GOAL: Without omitting anything, retype the data that follows.

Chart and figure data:
--- --- ---

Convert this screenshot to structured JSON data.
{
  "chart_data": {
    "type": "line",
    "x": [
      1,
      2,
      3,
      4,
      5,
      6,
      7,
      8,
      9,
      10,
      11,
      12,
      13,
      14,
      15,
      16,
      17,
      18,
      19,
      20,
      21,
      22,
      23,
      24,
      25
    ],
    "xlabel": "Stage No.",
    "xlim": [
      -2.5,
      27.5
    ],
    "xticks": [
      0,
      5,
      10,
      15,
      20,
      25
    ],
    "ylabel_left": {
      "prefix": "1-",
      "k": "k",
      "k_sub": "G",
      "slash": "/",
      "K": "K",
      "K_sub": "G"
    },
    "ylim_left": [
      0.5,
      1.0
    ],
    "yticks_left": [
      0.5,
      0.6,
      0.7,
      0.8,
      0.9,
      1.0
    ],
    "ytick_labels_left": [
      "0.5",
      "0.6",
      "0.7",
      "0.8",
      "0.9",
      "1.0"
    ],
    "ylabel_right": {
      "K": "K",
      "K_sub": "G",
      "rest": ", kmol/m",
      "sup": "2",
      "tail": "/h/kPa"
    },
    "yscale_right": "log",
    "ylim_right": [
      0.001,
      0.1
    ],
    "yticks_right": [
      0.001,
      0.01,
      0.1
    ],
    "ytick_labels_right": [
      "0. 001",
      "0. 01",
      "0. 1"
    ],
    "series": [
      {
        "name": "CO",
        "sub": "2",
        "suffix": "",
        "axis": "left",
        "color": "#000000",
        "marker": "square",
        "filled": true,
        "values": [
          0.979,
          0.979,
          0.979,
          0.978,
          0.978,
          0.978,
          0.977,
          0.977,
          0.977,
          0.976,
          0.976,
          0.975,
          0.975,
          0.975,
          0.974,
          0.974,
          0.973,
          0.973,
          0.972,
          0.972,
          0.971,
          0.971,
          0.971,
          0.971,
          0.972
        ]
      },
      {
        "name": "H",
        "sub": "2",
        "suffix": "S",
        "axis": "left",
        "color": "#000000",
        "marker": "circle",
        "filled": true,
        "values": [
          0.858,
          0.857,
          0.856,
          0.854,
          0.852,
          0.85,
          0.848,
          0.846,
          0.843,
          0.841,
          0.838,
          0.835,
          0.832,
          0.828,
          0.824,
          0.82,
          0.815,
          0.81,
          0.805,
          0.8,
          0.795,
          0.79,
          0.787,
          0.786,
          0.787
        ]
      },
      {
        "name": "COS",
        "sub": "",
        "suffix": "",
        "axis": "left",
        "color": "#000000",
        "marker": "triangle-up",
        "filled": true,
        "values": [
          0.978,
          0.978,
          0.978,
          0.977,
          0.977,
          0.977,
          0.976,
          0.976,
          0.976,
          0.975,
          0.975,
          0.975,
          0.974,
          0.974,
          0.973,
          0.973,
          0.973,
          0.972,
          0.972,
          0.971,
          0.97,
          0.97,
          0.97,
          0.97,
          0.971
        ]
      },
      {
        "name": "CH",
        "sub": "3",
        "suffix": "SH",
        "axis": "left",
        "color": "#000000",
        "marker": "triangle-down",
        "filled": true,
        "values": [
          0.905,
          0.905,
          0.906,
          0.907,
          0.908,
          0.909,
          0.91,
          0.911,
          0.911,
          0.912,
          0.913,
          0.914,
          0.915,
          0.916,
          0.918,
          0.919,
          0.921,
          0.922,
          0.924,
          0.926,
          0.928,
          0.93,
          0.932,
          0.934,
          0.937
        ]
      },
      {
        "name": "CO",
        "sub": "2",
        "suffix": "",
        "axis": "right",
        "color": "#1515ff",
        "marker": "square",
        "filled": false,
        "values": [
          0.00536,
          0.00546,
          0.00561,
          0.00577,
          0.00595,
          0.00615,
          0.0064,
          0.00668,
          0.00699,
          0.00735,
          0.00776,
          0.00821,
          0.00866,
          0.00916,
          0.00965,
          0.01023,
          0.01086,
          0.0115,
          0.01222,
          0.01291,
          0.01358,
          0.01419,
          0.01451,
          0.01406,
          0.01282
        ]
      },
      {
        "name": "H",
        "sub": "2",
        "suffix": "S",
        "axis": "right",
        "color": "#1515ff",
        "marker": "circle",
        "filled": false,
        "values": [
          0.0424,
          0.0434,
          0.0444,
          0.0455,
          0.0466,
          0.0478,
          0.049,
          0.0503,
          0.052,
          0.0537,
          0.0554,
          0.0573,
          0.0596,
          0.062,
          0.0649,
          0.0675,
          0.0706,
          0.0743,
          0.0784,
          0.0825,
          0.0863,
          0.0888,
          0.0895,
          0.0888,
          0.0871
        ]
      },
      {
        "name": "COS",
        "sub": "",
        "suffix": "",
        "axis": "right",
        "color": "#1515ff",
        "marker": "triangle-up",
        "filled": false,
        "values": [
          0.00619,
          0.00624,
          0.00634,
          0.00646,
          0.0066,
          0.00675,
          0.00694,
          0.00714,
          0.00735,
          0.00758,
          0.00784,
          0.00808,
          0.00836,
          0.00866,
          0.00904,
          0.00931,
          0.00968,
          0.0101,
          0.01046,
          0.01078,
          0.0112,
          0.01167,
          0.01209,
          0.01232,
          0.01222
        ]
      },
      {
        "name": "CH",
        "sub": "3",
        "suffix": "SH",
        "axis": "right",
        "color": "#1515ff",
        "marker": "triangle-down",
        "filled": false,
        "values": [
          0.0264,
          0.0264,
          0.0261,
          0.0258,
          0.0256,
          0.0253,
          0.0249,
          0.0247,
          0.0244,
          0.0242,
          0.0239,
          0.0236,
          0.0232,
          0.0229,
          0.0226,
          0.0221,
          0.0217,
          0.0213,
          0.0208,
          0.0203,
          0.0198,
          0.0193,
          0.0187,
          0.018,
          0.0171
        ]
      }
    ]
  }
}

--- --- ---

THE ANSWER:
Convert this screenshot to structured JSON data.
{
  "chart_data": {
    "type": "line",
    "x": [
      1,
      2,
      3,
      4,
      5,
      6,
      7,
      8,
      9,
      10,
      11,
      12,
      13,
      14,
      15,
      16,
      17,
      18,
      19,
      20,
      21,
      22,
      23,
      24,
      25
    ],
    "xlabel": "Stage No.",
    "xlim": [
      -2.5,
      27.5
    ],
    "xticks": [
      0,
      5,
      10,
      15,
      20,
      25
    ],
    "ylabel_left": {
      "prefix": "1-",
      "k": "k",
      "k_sub": "G",
      "slash": "/",
      "K": "K",
      "K_sub": "G"
    },
    "ylim_left": [
      0.5,
      1.0
    ],
    "yticks_left": [
      0.5,
      0.6,
      0.7,
      0.8,
      0.9,
      1.0
    ],
    "ytick_labels_left": [
      "0.5",
      "0.6",
      "0.7",
      "0.8",
      "0.9",
      "1.0"
    ],
    "ylabel_right": {
      "K": "K",
      "K_sub": "G",
      "rest": ", kmol/m",
      "sup": "2",
      "tail": "/h/kPa"
    },
    "yscale_right": "log",
    "ylim_right": [
      0.001,
      0.1
    ],
    "yticks_right": [
      0.001,
      0.01,
      0.1
    ],
    "ytick_labels_right": [
      "0. 001",
      "0. 01",
      "0. 1"
    ],
    "series": [
      {
        "name": "CO",
        "sub": "2",
        "suffix": "",
        "axis": "left",
        "color": "#000000",
        "marker": "square",
        "filled": true,
        "values": [
          0.979,
          0.979,
          0.979,
          0.978,
          0.978,
          0.978,
          0.977,
          0.977,
          0.977,
          0.976,
          0.976,
          0.975,
          0.975,
          0.975,
          0.974,
          0.974,
          0.973,
          0.973,
          0.972,
          0.972,
          0.971,
          0.971,
          0.971,
          0.971,
          0.972
        ]
      },
      {
        "name": "H",
        "sub": "2",
        "suffix": "S",
        "axis": "left",
        "color": "#000000",
        "marker": "circle",
        "filled": true,
        "values": [
          0.858,
          0.857,
          0.856,
          0.854,
          0.852,
          0.85,
          0.848,
          0.846,
          0.843,
          0.841,
          0.838,
          0.835,
          0.832,
          0.828,
          0.824,
          0.82,
          0.815,
          0.81,
          0.805,
          0.8,
          0.795,
          0.79,
          0.787,
          0.786,
          0.787
        ]
      },
      {
        "name": "COS",
        "sub": "",
        "suffix": "",
        "axis": "left",
        "color": "#000000",
        "marker": "triangle-up",
        "filled": true,
        "values": [
          0.978,
          0.978,
          0.978,
          0.977,
          0.977,
          0.977,
          0.976,
          0.976,
          0.976,
          0.975,
          0.975,
          0.975,
          0.974,
          0.974,
          0.973,
          0.973,
          0.973,
          0.972,
          0.972,
          0.971,
          0.97,
          0.97,
          0.97,
          0.97,
          0.971
        ]
      },
      {
        "name": "CH",
        "sub": "3",
        "suffix": "SH",
        "axis": "left",
        "color": "#000000",
        "marker": "triangle-down",
        "filled": true,
        "values": [
          0.905,
          0.905,
          0.906,
          0.907,
          0.908,
          0.909,
          0.91,
          0.911,
          0.911,
          0.912,
          0.913,
          0.914,
          0.915,
          0.916,
          0.918,
          0.919,
          0.921,
          0.922,
          0.924,
          0.926,
          0.928,
          0.93,
          0.932,
          0.934,
          0.937
        ]
      },
      {
        "name": "CO",
        "sub": "2",
        "suffix": "",
        "axis": "right",
        "color": "#1515ff",
        "marker": "square",
        "filled": false,
        "values": [
          0.00536,
          0.00546,
          0.00561,
          0.00577,
          0.00595,
          0.00615,
          0.0064,
          0.00668,
          0.00699,
          0.00735,
          0.00776,
          0.00821,
          0.00866,
          0.00916,
          0.00965,
          0.01023,
          0.01086,
          0.0115,
          0.01222,
          0.01291,
          0.01358,
          0.01419,
          0.01451,
          0.01406,
          0.01282
        ]
      },
      {
        "name": "H",
        "sub": "2",
        "suffix": "S",
        "axis": "right",
        "color": "#1515ff",
        "marker": "circle",
        "filled": false,
        "values": [
          0.0424,
          0.0434,
          0.0444,
          0.0455,
          0.0466,
          0.0478,
          0.049,
          0.0503,
          0.052,
          0.0537,
          0.0554,
          0.0573,
          0.0596,
          0.062,
          0.0649,
          0.0675,
          0.0706,
          0.0743,
          0.0784,
          0.0825,
          0.0863,
          0.0888,
          0.0895,
          0.0888,
          0.0871
        ]
      },
      {
        "name": "COS",
        "sub": "",
        "suffix": "",
        "axis": "right",
        "color": "#1515ff",
        "marker": "triangle-up",
        "filled": false,
        "values": [
          0.00619,
          0.00624,
          0.00634,
          0.00646,
          0.0066,
          0.00675,
          0.00694,
          0.00714,
          0.00735,
          0.00758,
          0.00784,
          0.00808,
          0.00836,
          0.00866,
          0.00904,
          0.00931,
          0.00968,
          0.0101,
          0.01046,
          0.01078,
          0.0112,
          0.01167,
          0.01209,
          0.01232,
          0.01222
        ]
      },
      {
        "name": "CH",
        "sub": "3",
        "suffix": "SH",
        "axis": "right",
        "color": "#1515ff",
        "marker": "triangle-down",
        "filled": false,
        "values": [
          0.0264,
          0.0264,
          0.0261,
          0.0258,
          0.0256,
          0.0253,
          0.0249,
          0.0247,
          0.0244,
          0.0242,
          0.0239,
          0.0236,
          0.0232,
          0.0229,
          0.0226,
          0.0221,
          0.0217,
          0.0213,
          0.0208,
          0.0203,
          0.0198,
          0.0193,
          0.0187,
          0.018,
          0.0171
        ]
      }
    ]
  }
}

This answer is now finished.